**Brief:** Entries follow. Return each line that contains the word "blue".

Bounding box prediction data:
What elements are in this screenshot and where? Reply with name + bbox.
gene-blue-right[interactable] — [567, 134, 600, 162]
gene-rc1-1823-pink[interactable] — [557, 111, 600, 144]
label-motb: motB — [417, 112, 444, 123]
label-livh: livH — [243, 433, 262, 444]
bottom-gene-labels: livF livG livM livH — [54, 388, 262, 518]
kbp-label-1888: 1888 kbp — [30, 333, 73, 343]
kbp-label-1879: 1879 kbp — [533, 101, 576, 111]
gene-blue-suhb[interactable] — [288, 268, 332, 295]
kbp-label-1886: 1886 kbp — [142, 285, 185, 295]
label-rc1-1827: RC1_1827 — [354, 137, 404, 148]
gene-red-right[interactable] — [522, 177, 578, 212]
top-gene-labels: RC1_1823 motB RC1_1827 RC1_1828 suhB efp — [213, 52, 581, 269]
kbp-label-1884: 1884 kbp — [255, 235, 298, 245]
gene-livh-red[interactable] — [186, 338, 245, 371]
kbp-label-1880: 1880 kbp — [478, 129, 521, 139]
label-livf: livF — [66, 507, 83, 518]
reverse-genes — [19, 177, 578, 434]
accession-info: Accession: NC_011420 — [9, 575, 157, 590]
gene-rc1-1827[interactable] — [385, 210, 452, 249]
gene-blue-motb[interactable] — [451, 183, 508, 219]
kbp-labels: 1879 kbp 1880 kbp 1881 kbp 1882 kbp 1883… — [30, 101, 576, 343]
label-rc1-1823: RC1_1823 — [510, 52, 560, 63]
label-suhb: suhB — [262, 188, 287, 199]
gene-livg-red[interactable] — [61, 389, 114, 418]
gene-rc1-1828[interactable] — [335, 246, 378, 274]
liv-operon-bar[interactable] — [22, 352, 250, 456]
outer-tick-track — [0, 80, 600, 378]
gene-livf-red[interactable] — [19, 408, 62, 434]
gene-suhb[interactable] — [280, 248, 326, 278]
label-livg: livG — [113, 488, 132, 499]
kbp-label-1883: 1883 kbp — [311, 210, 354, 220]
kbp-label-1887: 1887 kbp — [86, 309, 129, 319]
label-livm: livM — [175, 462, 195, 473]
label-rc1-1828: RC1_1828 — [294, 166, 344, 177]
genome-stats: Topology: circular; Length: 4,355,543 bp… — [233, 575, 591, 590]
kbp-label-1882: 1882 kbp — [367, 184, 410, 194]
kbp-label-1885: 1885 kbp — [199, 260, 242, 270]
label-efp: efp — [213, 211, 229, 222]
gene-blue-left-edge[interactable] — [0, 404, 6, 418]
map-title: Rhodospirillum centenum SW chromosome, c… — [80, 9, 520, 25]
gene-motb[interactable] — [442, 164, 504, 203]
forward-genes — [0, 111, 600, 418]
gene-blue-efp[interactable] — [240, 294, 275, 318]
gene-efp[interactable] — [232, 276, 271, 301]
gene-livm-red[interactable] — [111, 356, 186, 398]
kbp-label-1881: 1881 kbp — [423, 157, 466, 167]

**Solution for this problem:**
gene-blue-right[interactable] — [567, 134, 600, 162]
gene-blue-suhb[interactable] — [288, 268, 332, 295]
gene-blue-motb[interactable] — [451, 183, 508, 219]
gene-blue-left-edge[interactable] — [0, 404, 6, 418]
gene-blue-efp[interactable] — [240, 294, 275, 318]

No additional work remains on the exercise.